EXERCISE BRIEF: Below is a block of data; give all of it again word for word.

-- START DATASET RECORDS --

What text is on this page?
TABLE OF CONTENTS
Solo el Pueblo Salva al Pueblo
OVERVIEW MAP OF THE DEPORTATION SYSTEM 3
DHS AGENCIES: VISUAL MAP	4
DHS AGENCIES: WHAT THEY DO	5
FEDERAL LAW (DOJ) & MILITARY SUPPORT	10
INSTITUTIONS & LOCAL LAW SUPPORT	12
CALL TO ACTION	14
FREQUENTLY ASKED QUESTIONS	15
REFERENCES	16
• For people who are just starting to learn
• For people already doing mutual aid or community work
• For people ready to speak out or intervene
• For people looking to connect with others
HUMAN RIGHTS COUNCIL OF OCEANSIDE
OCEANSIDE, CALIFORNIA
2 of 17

-- END DATASET RECORDS --

SOLUTION FOR THIS EXERCISE:
What text is on this page?
TABLE OF CONTENTS
Solo el Pueblo Salva al Pueblo
OVERVIEW MAP OF THE DEPORTATION SYSTEM 3
DHS AGENCIES: VISUAL MAP	4
DHS AGENCIES: WHAT THEY DO	5
FEDERAL LAW (DOJ) & MILITARY SUPPORT	10
INSTITUTIONS & LOCAL LAW SUPPORT	12
CALL TO ACTION	14
FREQUENTLY ASKED QUESTIONS	15
REFERENCES	16
• For people who are just starting to learn
• For people already doing mutual aid or community work
• For people ready to speak out or intervene
• For people looking to connect with others
HUMAN RIGHTS COUNCIL OF OCEANSIDE
OCEANSIDE, CALIFORNIA
2 of 17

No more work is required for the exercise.